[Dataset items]
******

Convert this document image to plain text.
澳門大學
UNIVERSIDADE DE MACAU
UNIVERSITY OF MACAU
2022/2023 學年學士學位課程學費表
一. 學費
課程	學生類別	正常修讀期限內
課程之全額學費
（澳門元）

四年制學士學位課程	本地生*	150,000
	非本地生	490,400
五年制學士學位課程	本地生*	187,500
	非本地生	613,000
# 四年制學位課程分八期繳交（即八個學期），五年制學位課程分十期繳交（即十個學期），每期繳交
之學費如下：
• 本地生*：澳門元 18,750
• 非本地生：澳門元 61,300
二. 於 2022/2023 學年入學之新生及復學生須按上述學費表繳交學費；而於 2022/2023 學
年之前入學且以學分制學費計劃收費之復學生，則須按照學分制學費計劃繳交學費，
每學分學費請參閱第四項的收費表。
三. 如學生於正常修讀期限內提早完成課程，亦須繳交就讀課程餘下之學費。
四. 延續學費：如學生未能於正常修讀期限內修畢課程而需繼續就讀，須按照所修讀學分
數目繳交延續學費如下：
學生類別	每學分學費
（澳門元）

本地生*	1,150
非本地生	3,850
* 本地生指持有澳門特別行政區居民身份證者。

******

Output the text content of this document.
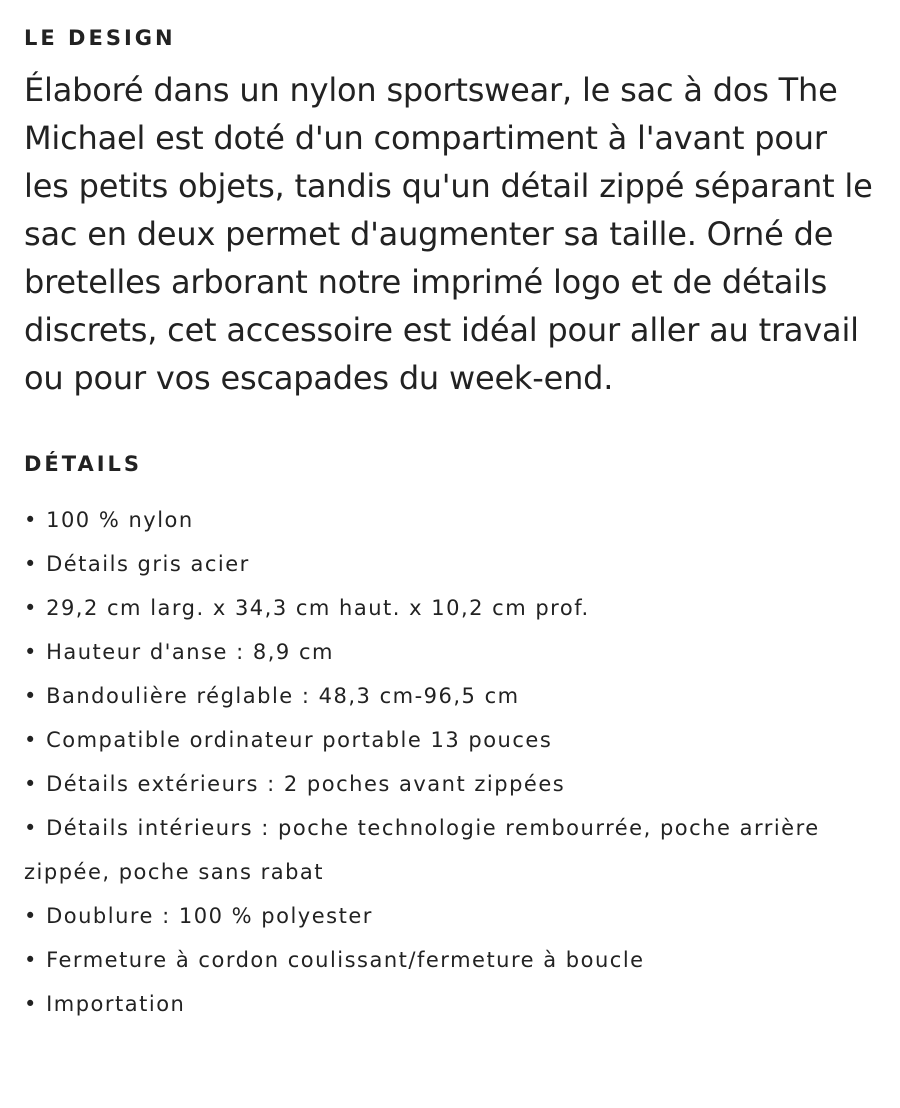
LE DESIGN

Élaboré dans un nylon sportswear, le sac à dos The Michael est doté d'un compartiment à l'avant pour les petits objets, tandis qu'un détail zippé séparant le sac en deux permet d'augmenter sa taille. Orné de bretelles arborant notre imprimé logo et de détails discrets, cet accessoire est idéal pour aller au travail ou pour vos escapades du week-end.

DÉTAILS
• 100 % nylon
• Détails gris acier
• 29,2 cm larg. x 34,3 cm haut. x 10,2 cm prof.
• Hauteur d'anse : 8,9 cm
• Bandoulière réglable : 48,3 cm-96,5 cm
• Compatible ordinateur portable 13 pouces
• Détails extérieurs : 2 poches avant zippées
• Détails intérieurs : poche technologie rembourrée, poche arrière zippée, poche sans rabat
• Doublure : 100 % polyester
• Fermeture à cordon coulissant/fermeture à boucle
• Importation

******

Goal of the exercise: Locate all lines that include the word "MACAU" and copy them out.

Written response:
UNIVERSIDADE DE MACAU
UNIVERSITY OF MACAU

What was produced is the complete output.